● **Document excerpt**:
In case of using OpenStack command line tools, perform the following steps in a Cloud Infrastructure Controller (CIC):
- Execute the below command to show the details
of the specific VM:
nova show <instance_UUID>
- Check the command output for the infrastructure position. The information is stated under the OS-EXT-SRV-ATTR:host field. Ignore the .domain.tld suffix.
In case of using a cloud solution other than CEE, refer to the solution-specific documentation for more information on how to identify the infrastructure position.
3.1.3 Cloud Administration Actions to Identify Affected VMs
The cloud administrator can identify the affected VMs on the cloud infrastructure level from the cloud infrastructure segment. To do so, identify which VMs the infrastructure segment hosts.
In case of using CEE, follow the steps below to identify the VMs hosted by the specific infrastructure segment:
- Login to the Atlas Dashboard.
- Choose the Compute Environment category, and search for the identified compute host.

● **Dataset rows**:
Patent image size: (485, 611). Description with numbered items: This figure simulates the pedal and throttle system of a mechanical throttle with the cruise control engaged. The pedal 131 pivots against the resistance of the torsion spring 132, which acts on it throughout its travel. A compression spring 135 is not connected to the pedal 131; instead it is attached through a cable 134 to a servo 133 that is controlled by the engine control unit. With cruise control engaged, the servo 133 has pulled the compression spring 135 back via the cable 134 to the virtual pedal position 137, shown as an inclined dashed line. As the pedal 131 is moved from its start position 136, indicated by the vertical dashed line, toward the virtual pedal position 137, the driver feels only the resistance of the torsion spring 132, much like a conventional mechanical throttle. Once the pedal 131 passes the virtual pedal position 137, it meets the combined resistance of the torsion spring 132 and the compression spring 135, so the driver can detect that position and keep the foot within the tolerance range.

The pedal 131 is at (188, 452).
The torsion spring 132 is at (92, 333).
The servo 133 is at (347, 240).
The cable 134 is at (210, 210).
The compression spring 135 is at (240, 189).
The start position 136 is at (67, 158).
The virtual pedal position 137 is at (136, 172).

● **Given request 1**: Write out the part of the VM infrastructure excerpt from "In case of using a" up to and including "identify the infrastructure position.".
● **Given request 2**: Based on the VM infrastructure excerpt, do these statements agree with it? Answer yes or no for each, and quote the words that decide it. (a) The infrastructure position appears under the OS-EXT-SRV-ATTR:host field. (b) The .domain.tld suffix should be kept as part of the host name. (c) With CEE, the first step in finding the VMs on an infrastructure segment is logging in to the Atlas Dashboard.
● **Given request 3**: Carry on the excerpt on identifying affected VMs in the cloud infrastructure from the point where it stops.

● **Exercise output 1**:
In case of using a cloud solution other than CEE, refer to the solution-specific documentation for more information on how to identify the infrastructure position.

● **Exercise output 2**:
(a) Yes: "The information is stated under the OS-EXT-SRV-ATTR:host field."
(b) No: "Ignore the .domain.tld suffix."
(c) Yes: "Login to the Atlas Dashboard."

● **Exercise output 3**:
- Choose the identified compute host to see the related details.
- Check the instances running on the selected compute host. This information can be found under the Instances view of the opened compute host details.
- Provide the instance names to the requesting tenants.
In case of using a cloud solution other than CEE, refer to the solution-specific documentation for more information on how to identify the affected VMs.
3.2 Recovery of Multiple VMs in Parallel
This section describes how to recover multiple VMs in parallel on a virtualized CUDB node.
3.2.1 VM Groups
Because of the virtualized CUDB node infrastructure deployment on host aggregates, multiple VMs can be affected by an infrastructure maintenance. An affected infrastructure segment (that is, "compute host") can host either one SC, or one or several payload VMs for one CUDB node.
Because of the deployment rules described above, VMs of another virtualized CUDB node can be hosted on the same infrastructure segment, and can therefore also be affected. Take special care while identifying the affected VMs, and execute the recovery steps of Section 3.2.2 on all affected virtualized CUDB nodes.
In the CUDB system, VMs are categorized into three distinct groups: SC, PLDB, and DSG. These groups can be further divided into groups of even-numbered and odd-numbered VMs. Considering the deployment of a typical virtualized CUDB node and the applied anti-affinity policies, the affected infrastructure segment is likely to host one of the following groups of VMs:
- SC_2_1
- SC_2_2
- Odd-numbered PLDB and odd-numbered DSG VMs.
- Even-numbered PLDB and even-numbered DSG VMs.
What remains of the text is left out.